> **Instructions for the task**:
Retype the material below. Keep every word exactly as it is.

> **Task data**:
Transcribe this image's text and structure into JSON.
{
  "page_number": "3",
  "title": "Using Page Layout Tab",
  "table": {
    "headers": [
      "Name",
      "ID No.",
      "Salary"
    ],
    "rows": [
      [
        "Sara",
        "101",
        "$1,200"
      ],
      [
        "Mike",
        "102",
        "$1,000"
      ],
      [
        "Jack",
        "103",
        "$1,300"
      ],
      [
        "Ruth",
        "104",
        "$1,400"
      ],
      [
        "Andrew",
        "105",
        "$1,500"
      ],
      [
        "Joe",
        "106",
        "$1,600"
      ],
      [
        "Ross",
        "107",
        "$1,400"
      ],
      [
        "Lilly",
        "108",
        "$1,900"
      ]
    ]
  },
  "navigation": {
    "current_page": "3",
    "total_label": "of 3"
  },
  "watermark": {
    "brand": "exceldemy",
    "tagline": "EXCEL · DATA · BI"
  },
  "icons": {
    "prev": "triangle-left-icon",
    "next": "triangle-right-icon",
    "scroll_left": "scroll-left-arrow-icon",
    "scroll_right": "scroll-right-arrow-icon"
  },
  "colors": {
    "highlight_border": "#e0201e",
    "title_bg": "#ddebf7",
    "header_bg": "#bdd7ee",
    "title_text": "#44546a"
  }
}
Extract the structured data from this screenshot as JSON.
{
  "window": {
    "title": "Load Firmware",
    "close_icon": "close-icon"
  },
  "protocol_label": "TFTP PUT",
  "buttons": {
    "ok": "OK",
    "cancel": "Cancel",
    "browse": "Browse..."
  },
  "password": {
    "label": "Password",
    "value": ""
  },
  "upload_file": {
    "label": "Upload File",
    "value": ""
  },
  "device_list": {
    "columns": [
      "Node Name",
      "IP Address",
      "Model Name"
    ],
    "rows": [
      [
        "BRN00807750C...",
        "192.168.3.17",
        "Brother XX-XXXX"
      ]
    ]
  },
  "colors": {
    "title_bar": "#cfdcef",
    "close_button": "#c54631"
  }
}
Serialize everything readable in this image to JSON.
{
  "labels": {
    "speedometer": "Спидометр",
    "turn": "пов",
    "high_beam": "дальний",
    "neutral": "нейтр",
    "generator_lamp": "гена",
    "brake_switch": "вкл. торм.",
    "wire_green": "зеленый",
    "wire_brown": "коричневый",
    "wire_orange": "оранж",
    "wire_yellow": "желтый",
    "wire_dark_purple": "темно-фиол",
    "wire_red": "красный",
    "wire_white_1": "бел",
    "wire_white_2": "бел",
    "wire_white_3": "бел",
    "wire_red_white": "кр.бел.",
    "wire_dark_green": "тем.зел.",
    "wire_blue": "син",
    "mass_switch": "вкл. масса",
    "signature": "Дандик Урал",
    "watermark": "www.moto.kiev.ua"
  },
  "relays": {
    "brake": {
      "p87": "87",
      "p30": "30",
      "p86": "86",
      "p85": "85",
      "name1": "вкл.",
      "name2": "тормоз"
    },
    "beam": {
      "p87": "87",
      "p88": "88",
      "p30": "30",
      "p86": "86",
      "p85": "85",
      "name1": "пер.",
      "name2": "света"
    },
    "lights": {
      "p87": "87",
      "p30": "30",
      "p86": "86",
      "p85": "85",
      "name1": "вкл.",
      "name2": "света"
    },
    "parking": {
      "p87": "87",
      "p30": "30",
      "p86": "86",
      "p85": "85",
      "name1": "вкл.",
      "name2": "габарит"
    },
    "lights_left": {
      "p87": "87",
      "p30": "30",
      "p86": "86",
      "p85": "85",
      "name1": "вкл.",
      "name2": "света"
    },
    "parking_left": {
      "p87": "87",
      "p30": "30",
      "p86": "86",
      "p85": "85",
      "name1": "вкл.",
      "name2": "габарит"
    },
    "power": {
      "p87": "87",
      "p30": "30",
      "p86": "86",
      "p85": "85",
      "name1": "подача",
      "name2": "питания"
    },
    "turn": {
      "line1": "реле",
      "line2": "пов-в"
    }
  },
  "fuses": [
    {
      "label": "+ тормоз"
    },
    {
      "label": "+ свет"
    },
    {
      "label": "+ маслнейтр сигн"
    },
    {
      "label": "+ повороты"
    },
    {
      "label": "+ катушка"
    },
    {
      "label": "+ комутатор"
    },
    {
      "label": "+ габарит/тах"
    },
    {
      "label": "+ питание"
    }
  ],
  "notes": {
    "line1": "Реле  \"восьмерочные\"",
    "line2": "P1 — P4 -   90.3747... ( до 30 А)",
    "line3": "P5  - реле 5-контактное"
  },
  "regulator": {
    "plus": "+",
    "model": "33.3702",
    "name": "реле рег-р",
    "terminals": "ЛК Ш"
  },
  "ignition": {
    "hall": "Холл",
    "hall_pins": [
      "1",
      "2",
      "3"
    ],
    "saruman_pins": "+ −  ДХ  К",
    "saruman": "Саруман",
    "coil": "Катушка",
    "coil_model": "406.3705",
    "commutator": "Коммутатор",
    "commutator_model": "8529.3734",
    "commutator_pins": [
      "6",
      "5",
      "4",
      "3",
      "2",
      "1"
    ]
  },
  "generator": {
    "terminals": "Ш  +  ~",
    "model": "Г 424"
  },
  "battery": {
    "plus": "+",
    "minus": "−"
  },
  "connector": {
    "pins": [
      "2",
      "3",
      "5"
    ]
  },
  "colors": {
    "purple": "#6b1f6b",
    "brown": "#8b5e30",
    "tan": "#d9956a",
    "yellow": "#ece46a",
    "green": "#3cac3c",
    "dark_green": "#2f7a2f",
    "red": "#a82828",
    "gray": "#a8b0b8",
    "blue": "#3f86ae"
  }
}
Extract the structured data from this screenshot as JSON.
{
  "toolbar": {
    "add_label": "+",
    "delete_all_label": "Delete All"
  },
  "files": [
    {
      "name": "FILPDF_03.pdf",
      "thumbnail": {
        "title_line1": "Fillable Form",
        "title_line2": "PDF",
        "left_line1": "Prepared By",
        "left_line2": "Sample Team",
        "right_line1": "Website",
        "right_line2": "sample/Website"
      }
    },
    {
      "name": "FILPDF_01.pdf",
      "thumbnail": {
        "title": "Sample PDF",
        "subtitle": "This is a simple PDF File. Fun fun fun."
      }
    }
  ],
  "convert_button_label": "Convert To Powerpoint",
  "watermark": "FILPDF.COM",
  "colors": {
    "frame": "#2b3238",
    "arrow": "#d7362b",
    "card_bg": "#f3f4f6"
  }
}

> **Expected answer**:
Transcribe this image's text and structure into JSON.
{
  "page_number": "3",
  "title": "Using Page Layout Tab",
  "table": {
    "headers": [
      "Name",
      "ID No.",
      "Salary"
    ],
    "rows": [
      [
        "Sara",
        "101",
        "$1,200"
      ],
      [
        "Mike",
        "102",
        "$1,000"
      ],
      [
        "Jack",
        "103",
        "$1,300"
      ],
      [
        "Ruth",
        "104",
        "$1,400"
      ],
      [
        "Andrew",
        "105",
        "$1,500"
      ],
      [
        "Joe",
        "106",
        "$1,600"
      ],
      [
        "Ross",
        "107",
        "$1,400"
      ],
      [
        "Lilly",
        "108",
        "$1,900"
      ]
    ]
  },
  "navigation": {
    "current_page": "3",
    "total_label": "of 3"
  },
  "watermark": {
    "brand": "exceldemy",
    "tagline": "EXCEL · DATA · BI"
  },
  "icons": {
    "prev": "triangle-left-icon",
    "next": "triangle-right-icon",
    "scroll_left": "scroll-left-arrow-icon",
    "scroll_right": "scroll-right-arrow-icon"
  },
  "colors": {
    "highlight_border": "#e0201e",
    "title_bg": "#ddebf7",
    "header_bg": "#bdd7ee",
    "title_text": "#44546a"
  }
}
Extract the structured data from this screenshot as JSON.
{
  "window": {
    "title": "Load Firmware",
    "close_icon": "close-icon"
  },
  "protocol_label": "TFTP PUT",
  "buttons": {
    "ok": "OK",
    "cancel": "Cancel",
    "browse": "Browse..."
  },
  "password": {
    "label": "Password",
    "value": ""
  },
  "upload_file": {
    "label": "Upload File",
    "value": ""
  },
  "device_list": {
    "columns": [
      "Node Name",
      "IP Address",
      "Model Name"
    ],
    "rows": [
      [
        "BRN00807750C...",
        "192.168.3.17",
        "Brother XX-XXXX"
      ]
    ]
  },
  "colors": {
    "title_bar": "#cfdcef",
    "close_button": "#c54631"
  }
}
Serialize everything readable in this image to JSON.
{
  "labels": {
    "speedometer": "Спидометр",
    "turn": "пов",
    "high_beam": "дальний",
    "neutral": "нейтр",
    "generator_lamp": "гена",
    "brake_switch": "вкл. торм.",
    "wire_green": "зеленый",
    "wire_brown": "коричневый",
    "wire_orange": "оранж",
    "wire_yellow": "желтый",
    "wire_dark_purple": "темно-фиол",
    "wire_red": "красный",
    "wire_white_1": "бел",
    "wire_white_2": "бел",
    "wire_white_3": "бел",
    "wire_red_white": "кр.бел.",
    "wire_dark_green": "тем.зел.",
    "wire_blue": "син",
    "mass_switch": "вкл. масса",
    "signature": "Дандик Урал",
    "watermark": "www.moto.kiev.ua"
  },
  "relays": {
    "brake": {
      "p87": "87",
      "p30": "30",
      "p86": "86",
      "p85": "85",
      "name1": "вкл.",
      "name2": "тормоз"
    },
    "beam": {
      "p87": "87",
      "p88": "88",
      "p30": "30",
      "p86": "86",
      "p85": "85",
      "name1": "пер.",
      "name2": "света"
    },
    "lights": {
      "p87": "87",
      "p30": "30",
      "p86": "86",
      "p85": "85",
      "name1": "вкл.",
      "name2": "света"
    },
    "parking": {
      "p87": "87",
      "p30": "30",
      "p86": "86",
      "p85": "85",
      "name1": "вкл.",
      "name2": "габарит"
    },
    "lights_left": {
      "p87": "87",
      "p30": "30",
      "p86": "86",
      "p85": "85",
      "name1": "вкл.",
      "name2": "света"
    },
    "parking_left": {
      "p87": "87",
      "p30": "30",
      "p86": "86",
      "p85": "85",
      "name1": "вкл.",
      "name2": "габарит"
    },
    "power": {
      "p87": "87",
      "p30": "30",
      "p86": "86",
      "p85": "85",
      "name1": "подача",
      "name2": "питания"
    },
    "turn": {
      "line1": "реле",
      "line2": "пов-в"
    }
  },
  "fuses": [
    {
      "label": "+ тормоз"
    },
    {
      "label": "+ свет"
    },
    {
      "label": "+ маслнейтр сигн"
    },
    {
      "label": "+ повороты"
    },
    {
      "label": "+ катушка"
    },
    {
      "label": "+ комутатор"
    },
    {
      "label": "+ габарит/тах"
    },
    {
      "label": "+ питание"
    }
  ],
  "notes": {
    "line1": "Реле  \"восьмерочные\"",
    "line2": "P1 — P4 -   90.3747... ( до 30 А)",
    "line3": "P5  - реле 5-контактное"
  },
  "regulator": {
    "plus": "+",
    "model": "33.3702",
    "name": "реле рег-р",
    "terminals": "ЛК Ш"
  },
  "ignition": {
    "hall": "Холл",
    "hall_pins": [
      "1",
      "2",
      "3"
    ],
    "saruman_pins": "+ −  ДХ  К",
    "saruman": "Саруман",
    "coil": "Катушка",
    "coil_model": "406.3705",
    "commutator": "Коммутатор",
    "commutator_model": "8529.3734",
    "commutator_pins": [
      "6",
      "5",
      "4",
      "3",
      "2",
      "1"
    ]
  },
  "generator": {
    "terminals": "Ш  +  ~",
    "model": "Г 424"
  },
  "battery": {
    "plus": "+",
    "minus": "−"
  },
  "connector": {
    "pins": [
      "2",
      "3",
      "5"
    ]
  },
  "colors": {
    "purple": "#6b1f6b",
    "brown": "#8b5e30",
    "tan": "#d9956a",
    "yellow": "#ece46a",
    "green": "#3cac3c",
    "dark_green": "#2f7a2f",
    "red": "#a82828",
    "gray": "#a8b0b8",
    "blue": "#3f86ae"
  }
}
Extract the structured data from this screenshot as JSON.
{
  "toolbar": {
    "add_label": "+",
    "delete_all_label": "Delete All"
  },
  "files": [
    {
      "name": "FILPDF_03.pdf",
      "thumbnail": {
        "title_line1": "Fillable Form",
        "title_line2": "PDF",
        "left_line1": "Prepared By",
        "left_line2": "Sample Team",
        "right_line1": "Website",
        "right_line2": "sample/Website"
      }
    },
    {
      "name": "FILPDF_01.pdf",
      "thumbnail": {
        "title": "Sample PDF",
        "subtitle": "This is a simple PDF File. Fun fun fun."
      }
    }
  ],
  "convert_button_label": "Convert To Powerpoint",
  "watermark": "FILPDF.COM",
  "colors": {
    "frame": "#2b3238",
    "arrow": "#d7362b",
    "card_bg": "#f3f4f6"
  }
}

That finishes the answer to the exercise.